* _Problem to work on_
Search the records for "champignons". Copy every line where it appears.

▼

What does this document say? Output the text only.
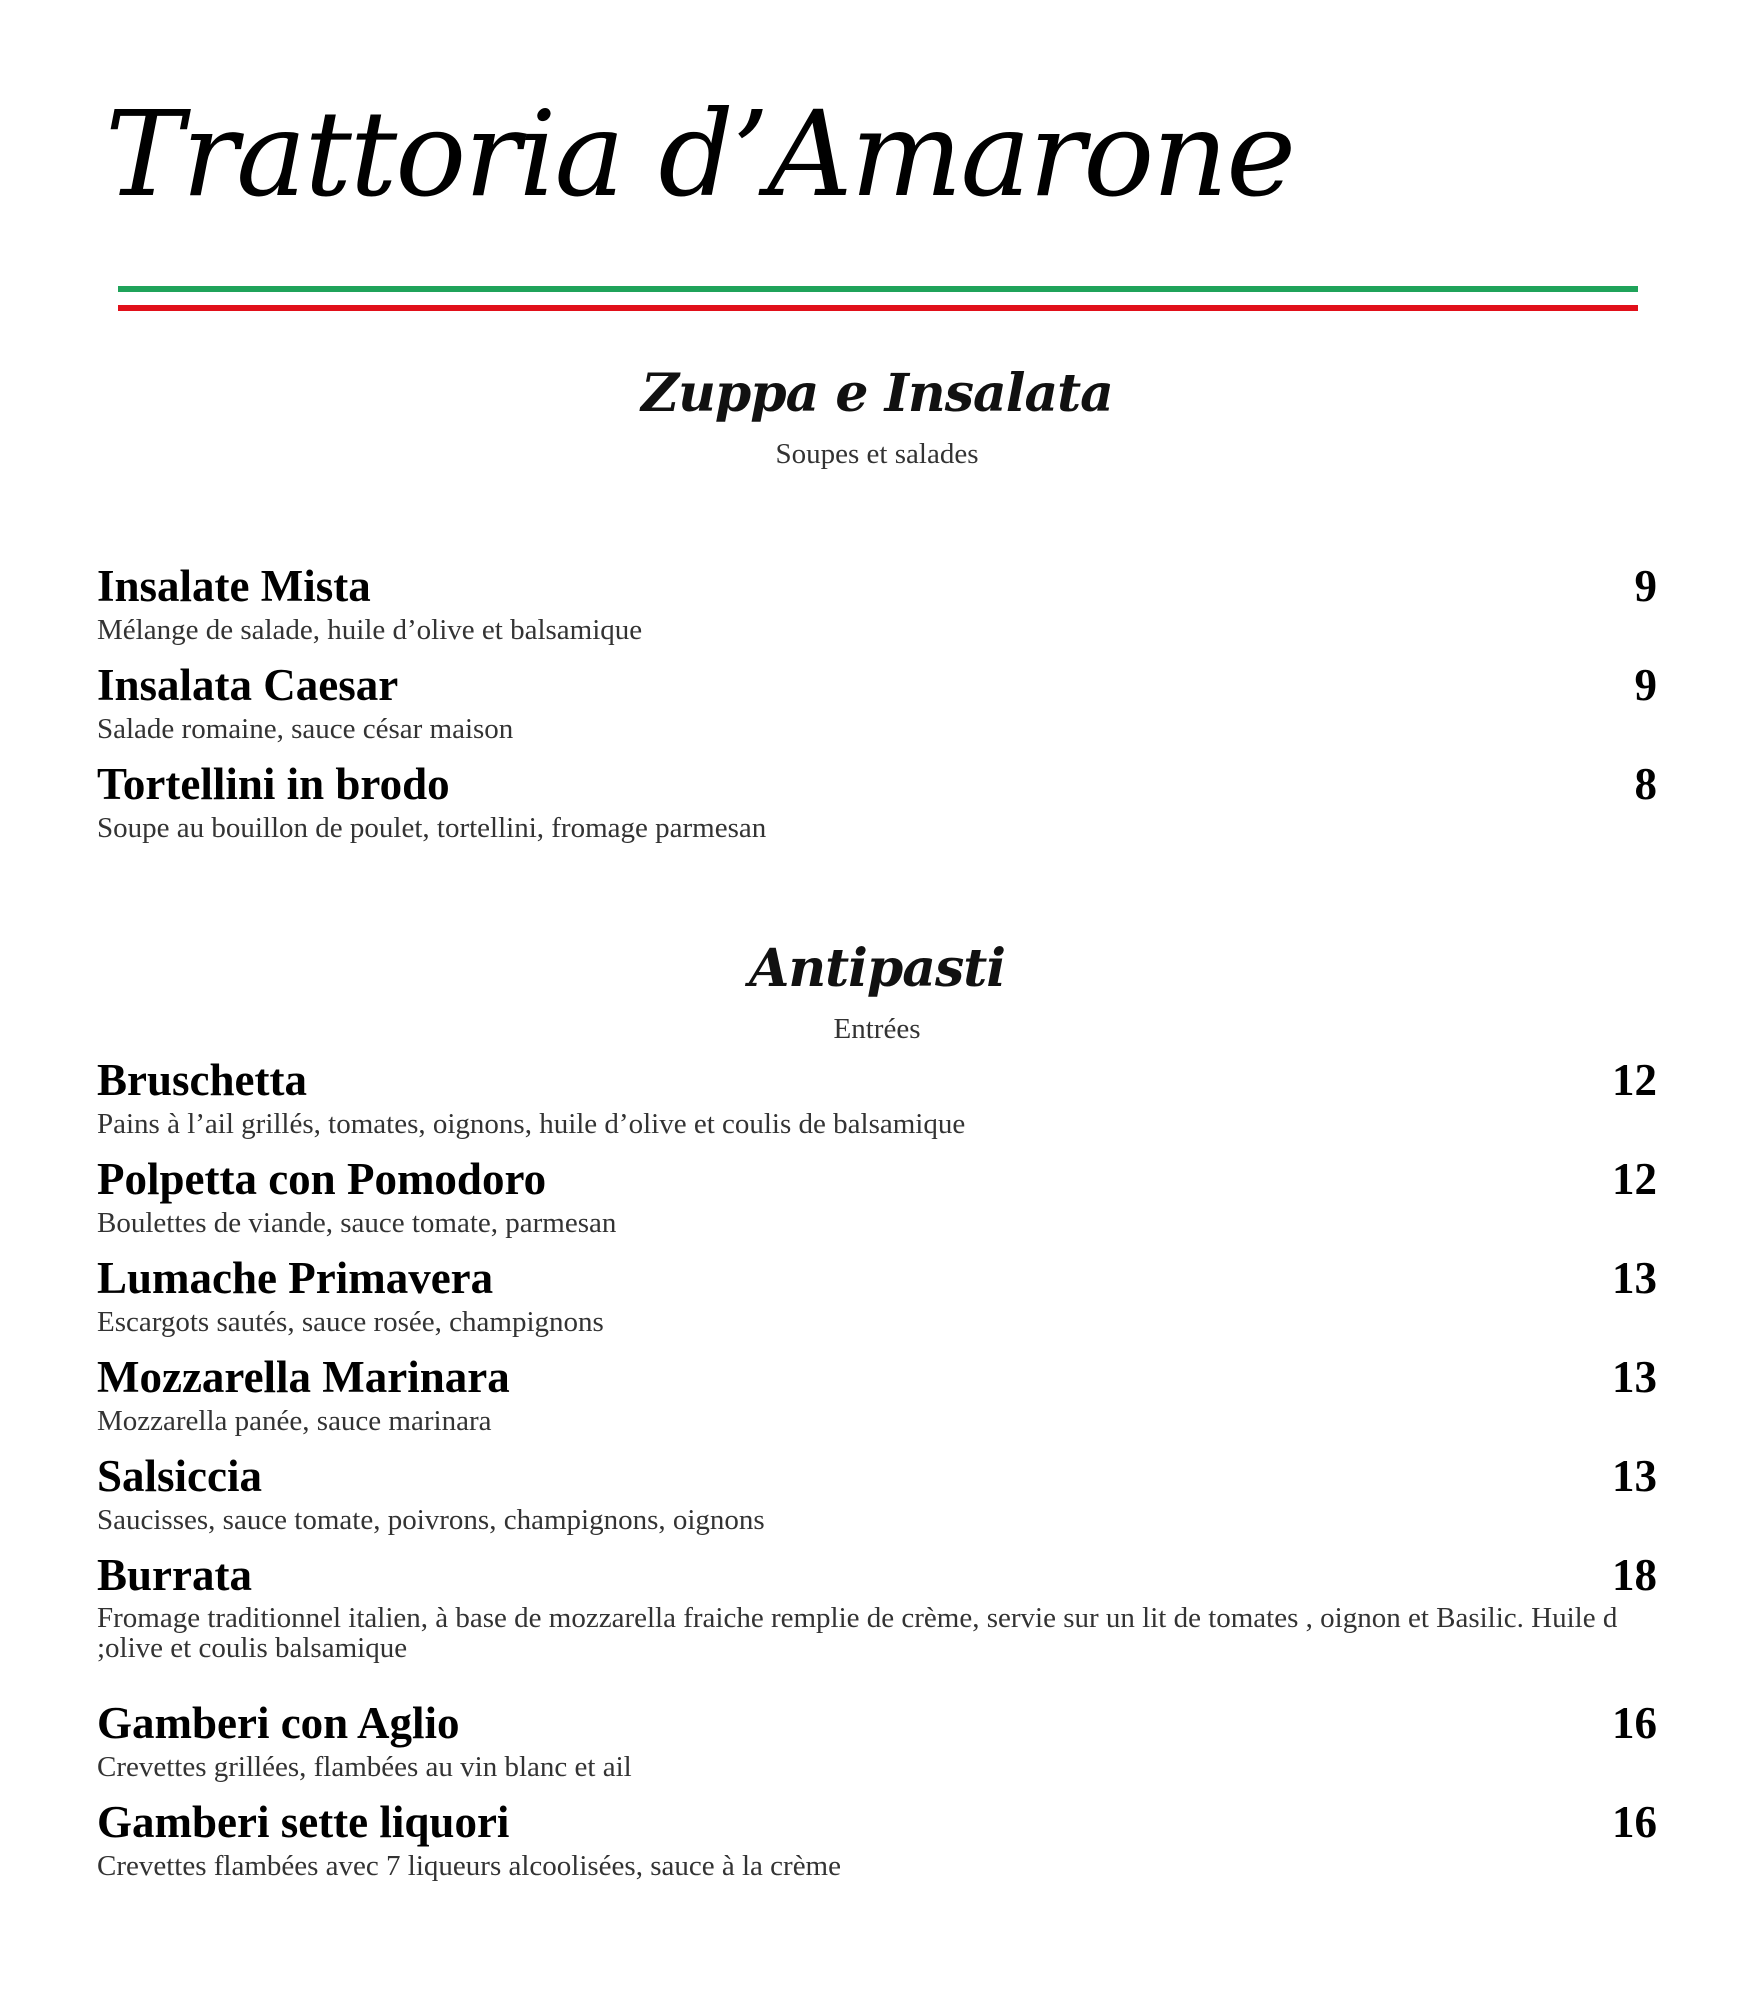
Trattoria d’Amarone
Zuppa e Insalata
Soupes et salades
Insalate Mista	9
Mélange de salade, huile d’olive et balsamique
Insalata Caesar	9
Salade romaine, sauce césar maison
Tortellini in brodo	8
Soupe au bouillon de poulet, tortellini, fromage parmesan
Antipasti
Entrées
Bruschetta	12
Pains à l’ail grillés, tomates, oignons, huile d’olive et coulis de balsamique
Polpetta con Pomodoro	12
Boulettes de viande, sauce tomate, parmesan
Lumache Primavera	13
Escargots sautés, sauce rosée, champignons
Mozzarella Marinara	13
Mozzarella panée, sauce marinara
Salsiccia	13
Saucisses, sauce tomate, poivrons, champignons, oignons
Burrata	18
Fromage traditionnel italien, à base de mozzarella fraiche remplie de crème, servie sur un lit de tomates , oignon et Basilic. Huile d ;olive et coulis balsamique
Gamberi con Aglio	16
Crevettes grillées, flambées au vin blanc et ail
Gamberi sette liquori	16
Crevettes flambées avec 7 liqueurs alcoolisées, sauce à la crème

▲

* _Expected answer_
Escargots sautés, sauce rosée, champignons
Saucisses, sauce tomate, poivrons, champignons, oignons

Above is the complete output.